▶ [Information shown]:
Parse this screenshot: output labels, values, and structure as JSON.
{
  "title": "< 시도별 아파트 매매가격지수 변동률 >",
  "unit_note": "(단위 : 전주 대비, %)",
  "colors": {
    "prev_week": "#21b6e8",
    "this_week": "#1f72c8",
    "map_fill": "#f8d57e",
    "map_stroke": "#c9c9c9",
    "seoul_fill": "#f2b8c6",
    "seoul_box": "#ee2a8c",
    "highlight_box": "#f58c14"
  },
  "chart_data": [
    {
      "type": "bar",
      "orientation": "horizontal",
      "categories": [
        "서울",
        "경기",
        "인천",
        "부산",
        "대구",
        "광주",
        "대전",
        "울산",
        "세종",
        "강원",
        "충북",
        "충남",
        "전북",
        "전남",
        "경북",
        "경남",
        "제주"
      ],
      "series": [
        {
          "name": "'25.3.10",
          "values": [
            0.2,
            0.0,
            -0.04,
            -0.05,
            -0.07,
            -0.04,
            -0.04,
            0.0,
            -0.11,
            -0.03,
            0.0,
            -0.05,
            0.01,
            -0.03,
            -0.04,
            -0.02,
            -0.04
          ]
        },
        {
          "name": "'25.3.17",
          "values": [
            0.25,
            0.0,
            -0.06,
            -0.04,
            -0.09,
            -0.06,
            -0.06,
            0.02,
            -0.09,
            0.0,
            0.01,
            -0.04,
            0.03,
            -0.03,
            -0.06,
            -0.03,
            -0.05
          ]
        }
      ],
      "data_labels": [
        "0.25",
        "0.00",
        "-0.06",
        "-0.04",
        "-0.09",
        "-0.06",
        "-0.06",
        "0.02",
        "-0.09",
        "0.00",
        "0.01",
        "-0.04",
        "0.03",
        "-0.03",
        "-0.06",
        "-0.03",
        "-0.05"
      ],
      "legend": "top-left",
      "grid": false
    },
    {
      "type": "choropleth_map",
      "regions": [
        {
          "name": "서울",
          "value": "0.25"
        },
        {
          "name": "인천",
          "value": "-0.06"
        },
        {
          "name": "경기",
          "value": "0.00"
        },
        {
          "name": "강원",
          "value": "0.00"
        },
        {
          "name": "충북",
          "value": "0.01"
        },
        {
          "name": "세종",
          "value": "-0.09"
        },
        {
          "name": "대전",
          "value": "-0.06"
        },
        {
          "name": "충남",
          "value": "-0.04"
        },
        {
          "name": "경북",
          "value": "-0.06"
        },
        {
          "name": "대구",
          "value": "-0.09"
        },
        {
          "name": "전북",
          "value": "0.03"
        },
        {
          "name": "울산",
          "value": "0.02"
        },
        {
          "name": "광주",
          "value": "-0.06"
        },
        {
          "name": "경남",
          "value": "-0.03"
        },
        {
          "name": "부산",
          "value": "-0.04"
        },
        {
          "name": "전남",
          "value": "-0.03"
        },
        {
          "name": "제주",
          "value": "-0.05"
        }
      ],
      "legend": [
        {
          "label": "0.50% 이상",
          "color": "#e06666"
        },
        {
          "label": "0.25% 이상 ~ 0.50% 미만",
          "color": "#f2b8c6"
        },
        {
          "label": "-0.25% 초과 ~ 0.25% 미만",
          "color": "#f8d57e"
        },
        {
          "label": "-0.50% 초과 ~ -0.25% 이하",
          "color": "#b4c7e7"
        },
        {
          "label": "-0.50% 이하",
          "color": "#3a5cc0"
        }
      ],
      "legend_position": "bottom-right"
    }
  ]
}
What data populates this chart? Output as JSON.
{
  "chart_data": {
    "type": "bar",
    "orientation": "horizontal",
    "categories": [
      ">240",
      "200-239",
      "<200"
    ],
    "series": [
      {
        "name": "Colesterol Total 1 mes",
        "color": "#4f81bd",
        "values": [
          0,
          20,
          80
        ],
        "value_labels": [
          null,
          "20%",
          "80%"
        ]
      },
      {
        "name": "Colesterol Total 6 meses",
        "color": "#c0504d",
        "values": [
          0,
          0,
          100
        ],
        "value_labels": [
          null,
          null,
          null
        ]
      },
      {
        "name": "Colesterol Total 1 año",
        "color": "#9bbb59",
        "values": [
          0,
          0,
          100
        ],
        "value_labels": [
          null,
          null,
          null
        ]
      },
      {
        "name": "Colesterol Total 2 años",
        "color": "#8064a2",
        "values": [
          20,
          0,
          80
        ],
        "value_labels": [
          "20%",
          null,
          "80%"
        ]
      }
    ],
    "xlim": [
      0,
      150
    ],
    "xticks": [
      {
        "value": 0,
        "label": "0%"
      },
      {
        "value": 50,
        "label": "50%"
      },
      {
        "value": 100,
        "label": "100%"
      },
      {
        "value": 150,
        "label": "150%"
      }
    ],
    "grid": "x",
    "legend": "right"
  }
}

▶ [Task details]: In the listing, find every line containing the word "orientation" and list it.

▶ [Full output]:
      "orientation": "horizontal",
    "orientation": "horizontal",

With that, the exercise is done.